[Data listing]
_ _ _ _ _
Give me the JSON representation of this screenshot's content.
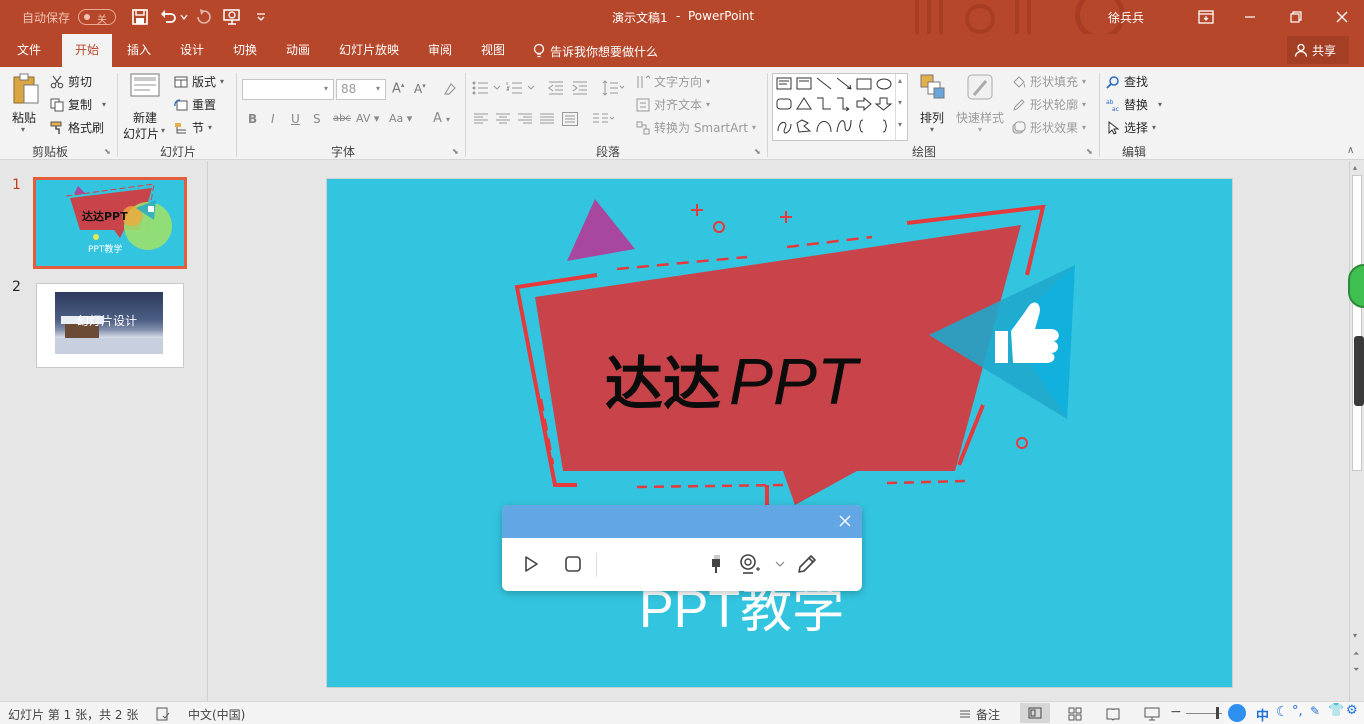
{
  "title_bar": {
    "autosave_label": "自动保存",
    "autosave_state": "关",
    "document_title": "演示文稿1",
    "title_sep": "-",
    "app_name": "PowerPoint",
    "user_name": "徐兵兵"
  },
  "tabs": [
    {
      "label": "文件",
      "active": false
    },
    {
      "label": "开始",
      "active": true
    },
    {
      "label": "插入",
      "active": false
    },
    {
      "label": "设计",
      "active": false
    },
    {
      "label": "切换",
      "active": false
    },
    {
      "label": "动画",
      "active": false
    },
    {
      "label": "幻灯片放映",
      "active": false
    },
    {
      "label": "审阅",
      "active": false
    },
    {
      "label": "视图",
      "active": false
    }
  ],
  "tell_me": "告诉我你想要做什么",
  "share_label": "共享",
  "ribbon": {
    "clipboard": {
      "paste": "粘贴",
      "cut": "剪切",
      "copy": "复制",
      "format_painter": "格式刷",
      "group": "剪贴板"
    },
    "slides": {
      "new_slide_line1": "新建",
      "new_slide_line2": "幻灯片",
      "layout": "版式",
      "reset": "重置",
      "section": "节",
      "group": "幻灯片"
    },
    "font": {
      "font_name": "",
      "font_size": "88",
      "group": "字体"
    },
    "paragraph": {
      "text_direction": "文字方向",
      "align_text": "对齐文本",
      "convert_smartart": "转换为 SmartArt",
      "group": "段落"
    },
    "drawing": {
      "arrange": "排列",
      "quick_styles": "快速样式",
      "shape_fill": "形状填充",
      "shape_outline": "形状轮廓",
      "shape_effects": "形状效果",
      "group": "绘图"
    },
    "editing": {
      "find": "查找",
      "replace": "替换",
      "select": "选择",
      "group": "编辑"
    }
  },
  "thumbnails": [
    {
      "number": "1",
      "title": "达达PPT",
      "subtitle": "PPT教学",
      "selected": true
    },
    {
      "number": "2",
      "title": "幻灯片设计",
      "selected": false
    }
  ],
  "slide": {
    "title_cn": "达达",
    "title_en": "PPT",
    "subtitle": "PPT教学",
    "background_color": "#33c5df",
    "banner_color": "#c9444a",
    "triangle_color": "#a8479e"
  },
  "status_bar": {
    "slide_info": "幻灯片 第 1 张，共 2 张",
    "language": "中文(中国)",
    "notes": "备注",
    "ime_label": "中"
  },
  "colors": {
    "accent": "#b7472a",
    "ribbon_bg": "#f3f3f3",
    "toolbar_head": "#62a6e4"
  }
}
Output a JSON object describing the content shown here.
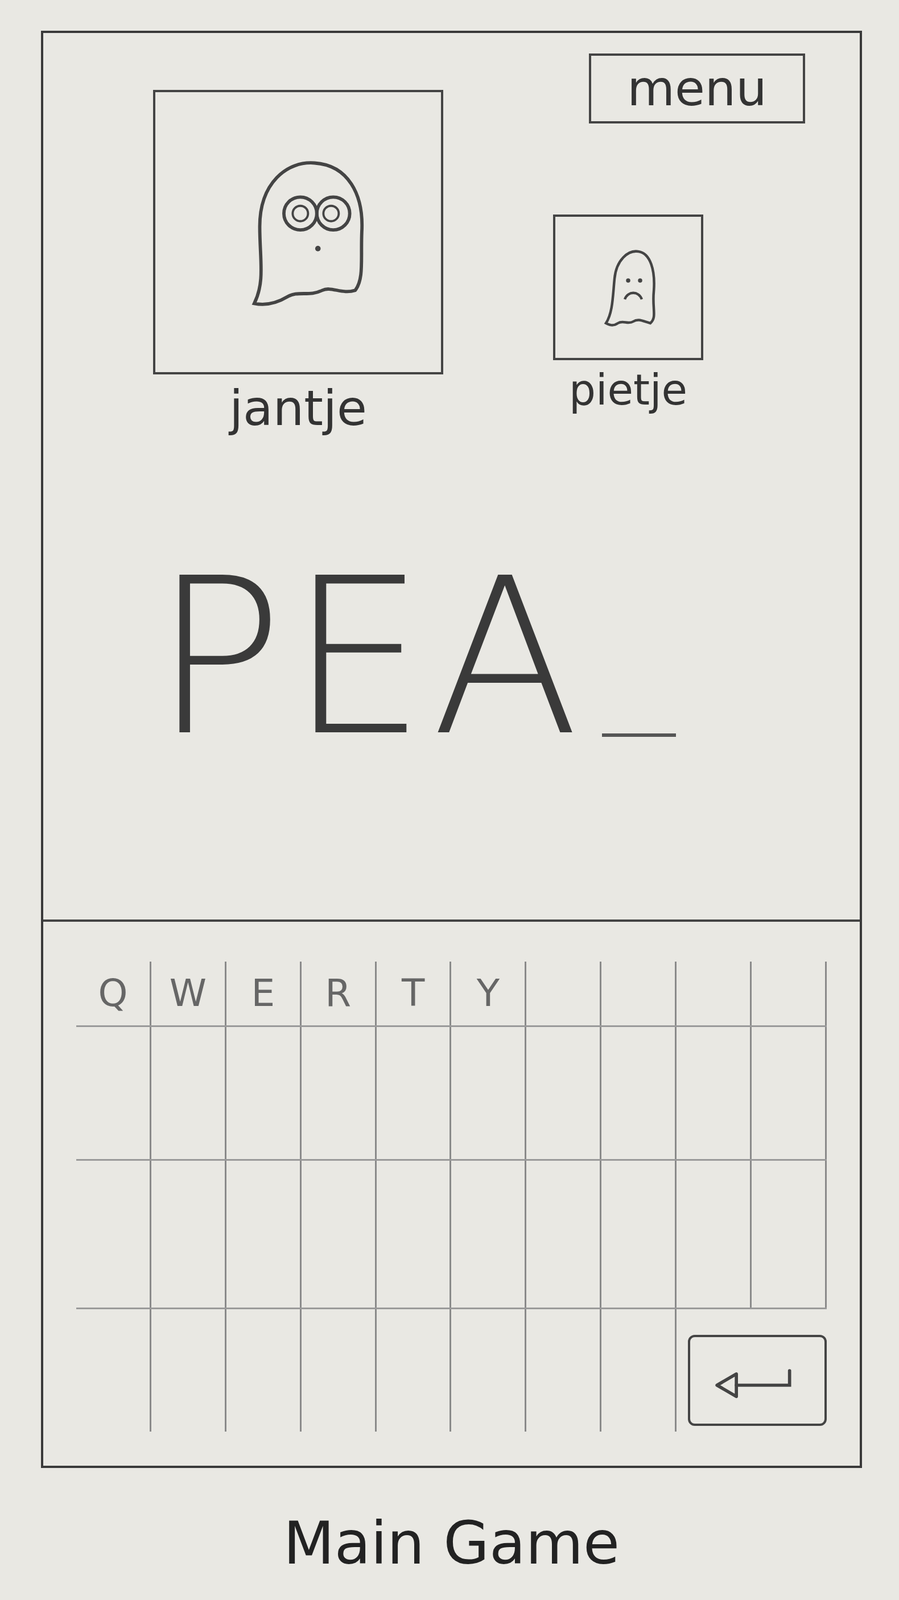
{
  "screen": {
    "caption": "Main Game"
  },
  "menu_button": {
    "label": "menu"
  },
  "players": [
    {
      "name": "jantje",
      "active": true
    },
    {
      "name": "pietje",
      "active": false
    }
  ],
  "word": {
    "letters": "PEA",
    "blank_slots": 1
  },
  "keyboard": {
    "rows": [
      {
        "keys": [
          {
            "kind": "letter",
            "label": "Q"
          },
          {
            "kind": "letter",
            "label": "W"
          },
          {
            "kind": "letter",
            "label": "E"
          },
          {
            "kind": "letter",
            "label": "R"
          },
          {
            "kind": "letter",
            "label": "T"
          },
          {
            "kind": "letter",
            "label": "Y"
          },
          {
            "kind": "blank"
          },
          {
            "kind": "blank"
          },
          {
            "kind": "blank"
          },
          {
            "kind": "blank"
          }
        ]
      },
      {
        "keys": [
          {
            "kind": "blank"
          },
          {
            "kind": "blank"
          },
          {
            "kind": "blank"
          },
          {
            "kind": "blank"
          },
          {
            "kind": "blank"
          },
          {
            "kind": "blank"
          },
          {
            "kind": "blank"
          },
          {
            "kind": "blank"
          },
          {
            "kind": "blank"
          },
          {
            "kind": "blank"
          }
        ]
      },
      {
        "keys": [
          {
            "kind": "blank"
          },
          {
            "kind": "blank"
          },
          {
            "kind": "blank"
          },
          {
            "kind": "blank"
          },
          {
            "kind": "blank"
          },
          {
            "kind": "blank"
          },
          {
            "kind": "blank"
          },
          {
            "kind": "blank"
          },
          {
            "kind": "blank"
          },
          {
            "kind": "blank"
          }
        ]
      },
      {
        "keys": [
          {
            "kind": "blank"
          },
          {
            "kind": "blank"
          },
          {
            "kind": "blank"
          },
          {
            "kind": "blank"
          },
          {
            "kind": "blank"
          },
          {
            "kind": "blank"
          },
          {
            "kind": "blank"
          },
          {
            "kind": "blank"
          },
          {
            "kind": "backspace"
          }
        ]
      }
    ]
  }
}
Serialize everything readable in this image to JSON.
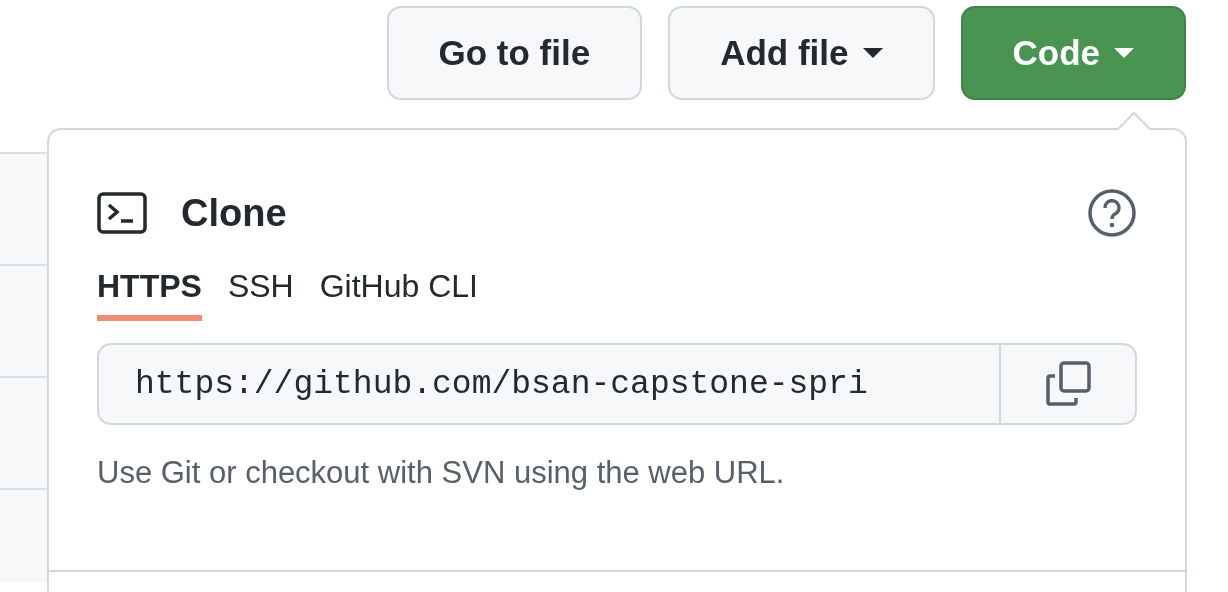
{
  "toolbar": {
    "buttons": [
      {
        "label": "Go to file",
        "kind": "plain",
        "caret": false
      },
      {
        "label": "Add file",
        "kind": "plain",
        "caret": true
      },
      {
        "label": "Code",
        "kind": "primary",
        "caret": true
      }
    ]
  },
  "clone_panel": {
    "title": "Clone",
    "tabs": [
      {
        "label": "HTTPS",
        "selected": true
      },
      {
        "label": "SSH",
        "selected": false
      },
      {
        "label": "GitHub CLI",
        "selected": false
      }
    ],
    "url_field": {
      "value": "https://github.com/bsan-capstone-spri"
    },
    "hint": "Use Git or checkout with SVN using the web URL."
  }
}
_ _ _ _ _
**WHAT NEEDS TO BE DONE**
Working from the material above, transcribe it exactly while omitting pictures.

**CORRECT RESULT**
Give me the JSON representation of this screenshot's content.
{
  "title_bar": {
    "autosave_label": "自动保存",
    "autosave_state": "关",
    "document_title": "演示文稿1",
    "title_sep": "-",
    "app_name": "PowerPoint",
    "user_name": "徐兵兵"
  },
  "tabs": [
    {
      "label": "文件",
      "active": false
    },
    {
      "label": "开始",
      "active": true
    },
    {
      "label": "插入",
      "active": false
    },
    {
      "label": "设计",
      "active": false
    },
    {
      "label": "切换",
      "active": false
    },
    {
      "label": "动画",
      "active": false
    },
    {
      "label": "幻灯片放映",
      "active": false
    },
    {
      "label": "审阅",
      "active": false
    },
    {
      "label": "视图",
      "active": false
    }
  ],
  "tell_me": "告诉我你想要做什么",
  "share_label": "共享",
  "ribbon": {
    "clipboard": {
      "paste": "粘贴",
      "cut": "剪切",
      "copy": "复制",
      "format_painter": "格式刷",
      "group": "剪贴板"
    },
    "slides": {
      "new_slide_line1": "新建",
      "new_slide_line2": "幻灯片",
      "layout": "版式",
      "reset": "重置",
      "section": "节",
      "group": "幻灯片"
    },
    "font": {
      "font_name": "",
      "font_size": "88",
      "group": "字体"
    },
    "paragraph": {
      "text_direction": "文字方向",
      "align_text": "对齐文本",
      "convert_smartart": "转换为 SmartArt",
      "group": "段落"
    },
    "drawing": {
      "arrange": "排列",
      "quick_styles": "快速样式",
      "shape_fill": "形状填充",
      "shape_outline": "形状轮廓",
      "shape_effects": "形状效果",
      "group": "绘图"
    },
    "editing": {
      "find": "查找",
      "replace": "替换",
      "select": "选择",
      "group": "编辑"
    }
  },
  "thumbnails": [
    {
      "number": "1",
      "title": "达达PPT",
      "subtitle": "PPT教学",
      "selected": true
    },
    {
      "number": "2",
      "title": "幻灯片设计",
      "selected": false
    }
  ],
  "slide": {
    "title_cn": "达达",
    "title_en": "PPT",
    "subtitle": "PPT教学",
    "background_color": "#33c5df",
    "banner_color": "#c9444a",
    "triangle_color": "#a8479e"
  },
  "status_bar": {
    "slide_info": "幻灯片 第 1 张，共 2 张",
    "language": "中文(中国)",
    "notes": "备注",
    "ime_label": "中"
  },
  "colors": {
    "accent": "#b7472a",
    "ribbon_bg": "#f3f3f3",
    "toolbar_head": "#62a6e4"
  }
}
Output a JSON object describing the content shown here.
{
  "screen": {
    "caption": "Main Game"
  },
  "menu_button": {
    "label": "menu"
  },
  "players": [
    {
      "name": "jantje",
      "active": true
    },
    {
      "name": "pietje",
      "active": false
    }
  ],
  "word": {
    "letters": "PEA",
    "blank_slots": 1
  },
  "keyboard": {
    "rows": [
      {
        "keys": [
          {
            "kind": "letter",
            "label": "Q"
          },
          {
            "kind": "letter",
            "label": "W"
          },
          {
            "kind": "letter",
            "label": "E"
          },
          {
            "kind": "letter",
            "label": "R"
          },
          {
            "kind": "letter",
            "label": "T"
          },
          {
            "kind": "letter",
            "label": "Y"
          },
          {
            "kind": "blank"
          },
          {
            "kind": "blank"
          },
          {
            "kind": "blank"
          },
          {
            "kind": "blank"
          }
        ]
      },
      {
        "keys": [
          {
            "kind": "blank"
          },
          {
            "kind": "blank"
          },
          {
            "kind": "blank"
          },
          {
            "kind": "blank"
          },
          {
            "kind": "blank"
          },
          {
            "kind": "blank"
          },
          {
            "kind": "blank"
          },
          {
            "kind": "blank"
          },
          {
            "kind": "blank"
          },
          {
            "kind": "blank"
          }
        ]
      },
      {
        "keys": [
          {
            "kind": "blank"
          },
          {
            "kind": "blank"
          },
          {
            "kind": "blank"
          },
          {
            "kind": "blank"
          },
          {
            "kind": "blank"
          },
          {
            "kind": "blank"
          },
          {
            "kind": "blank"
          },
          {
            "kind": "blank"
          },
          {
            "kind": "blank"
          },
          {
            "kind": "blank"
          }
        ]
      },
      {
        "keys": [
          {
            "kind": "blank"
          },
          {
            "kind": "blank"
          },
          {
            "kind": "blank"
          },
          {
            "kind": "blank"
          },
          {
            "kind": "blank"
          },
          {
            "kind": "blank"
          },
          {
            "kind": "blank"
          },
          {
            "kind": "blank"
          },
          {
            "kind": "backspace"
          }
        ]
      }
    ]
  }
}
Serialize everything readable in this image to JSON.
{
  "toolbar": {
    "buttons": [
      {
        "label": "Go to file",
        "kind": "plain",
        "caret": false
      },
      {
        "label": "Add file",
        "kind": "plain",
        "caret": true
      },
      {
        "label": "Code",
        "kind": "primary",
        "caret": true
      }
    ]
  },
  "clone_panel": {
    "title": "Clone",
    "tabs": [
      {
        "label": "HTTPS",
        "selected": true
      },
      {
        "label": "SSH",
        "selected": false
      },
      {
        "label": "GitHub CLI",
        "selected": false
      }
    ],
    "url_field": {
      "value": "https://github.com/bsan-capstone-spri"
    },
    "hint": "Use Git or checkout with SVN using the web URL."
  }
}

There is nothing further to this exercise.